- _Written exercise_: Starting at the beginning of the data and ending at the line containing "battery-icon [528,25,560,40]", rewrite those lines with "body-line" swapped for "text-line" and nothing else changed.

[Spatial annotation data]

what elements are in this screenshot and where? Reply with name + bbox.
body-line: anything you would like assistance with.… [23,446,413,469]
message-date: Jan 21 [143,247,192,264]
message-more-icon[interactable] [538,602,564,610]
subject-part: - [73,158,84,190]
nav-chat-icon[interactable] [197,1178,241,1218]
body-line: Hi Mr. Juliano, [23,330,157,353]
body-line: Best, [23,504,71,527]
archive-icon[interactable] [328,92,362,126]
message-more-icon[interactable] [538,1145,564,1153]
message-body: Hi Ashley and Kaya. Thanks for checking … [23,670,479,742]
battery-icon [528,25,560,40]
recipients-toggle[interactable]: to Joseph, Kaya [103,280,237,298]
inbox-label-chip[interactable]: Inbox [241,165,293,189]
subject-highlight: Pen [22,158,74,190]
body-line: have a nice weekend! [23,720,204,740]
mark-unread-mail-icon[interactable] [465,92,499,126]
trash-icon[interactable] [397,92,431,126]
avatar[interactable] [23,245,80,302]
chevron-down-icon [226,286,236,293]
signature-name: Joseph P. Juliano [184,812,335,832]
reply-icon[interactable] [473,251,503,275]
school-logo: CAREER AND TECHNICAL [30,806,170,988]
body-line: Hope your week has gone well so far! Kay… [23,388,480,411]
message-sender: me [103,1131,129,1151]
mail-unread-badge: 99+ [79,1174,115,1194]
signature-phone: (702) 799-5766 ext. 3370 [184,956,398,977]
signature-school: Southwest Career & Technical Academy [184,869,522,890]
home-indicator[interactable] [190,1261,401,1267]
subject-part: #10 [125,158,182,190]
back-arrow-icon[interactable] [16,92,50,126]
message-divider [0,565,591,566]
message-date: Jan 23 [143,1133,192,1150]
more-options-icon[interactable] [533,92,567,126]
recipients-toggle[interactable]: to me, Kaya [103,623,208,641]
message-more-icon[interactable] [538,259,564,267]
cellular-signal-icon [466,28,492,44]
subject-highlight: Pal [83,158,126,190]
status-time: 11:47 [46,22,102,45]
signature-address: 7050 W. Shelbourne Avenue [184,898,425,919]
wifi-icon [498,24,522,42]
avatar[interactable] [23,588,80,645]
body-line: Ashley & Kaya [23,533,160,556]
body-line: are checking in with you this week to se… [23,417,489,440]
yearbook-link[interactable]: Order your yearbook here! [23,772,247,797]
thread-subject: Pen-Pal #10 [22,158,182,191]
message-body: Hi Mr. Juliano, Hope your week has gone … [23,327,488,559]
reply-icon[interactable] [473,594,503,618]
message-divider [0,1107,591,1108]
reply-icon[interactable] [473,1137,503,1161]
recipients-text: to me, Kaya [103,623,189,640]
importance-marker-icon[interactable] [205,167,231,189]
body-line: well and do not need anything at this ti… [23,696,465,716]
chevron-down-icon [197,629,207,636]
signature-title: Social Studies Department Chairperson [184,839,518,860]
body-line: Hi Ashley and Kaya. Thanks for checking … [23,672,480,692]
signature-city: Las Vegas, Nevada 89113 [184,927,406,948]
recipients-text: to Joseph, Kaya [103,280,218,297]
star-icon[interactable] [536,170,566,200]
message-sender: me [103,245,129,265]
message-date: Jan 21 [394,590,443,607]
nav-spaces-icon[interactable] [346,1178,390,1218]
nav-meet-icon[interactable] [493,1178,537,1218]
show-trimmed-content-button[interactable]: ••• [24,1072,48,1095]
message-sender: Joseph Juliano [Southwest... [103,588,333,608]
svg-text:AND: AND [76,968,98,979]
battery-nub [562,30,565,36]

- _Exercise result_:
what elements are in this screenshot and where? Reply with name + bbox.
text-line: anything you would like assistance with.… [23,446,413,469]
message-date: Jan 21 [143,247,192,264]
message-more-icon[interactable] [538,602,564,610]
subject-part: - [73,158,84,190]
nav-chat-icon[interactable] [197,1178,241,1218]
text-line: Hi Mr. Juliano, [23,330,157,353]
text-line: Best, [23,504,71,527]
archive-icon[interactable] [328,92,362,126]
message-more-icon[interactable] [538,1145,564,1153]
message-body: Hi Ashley and Kaya. Thanks for checking … [23,670,479,742]
battery-icon [528,25,560,40]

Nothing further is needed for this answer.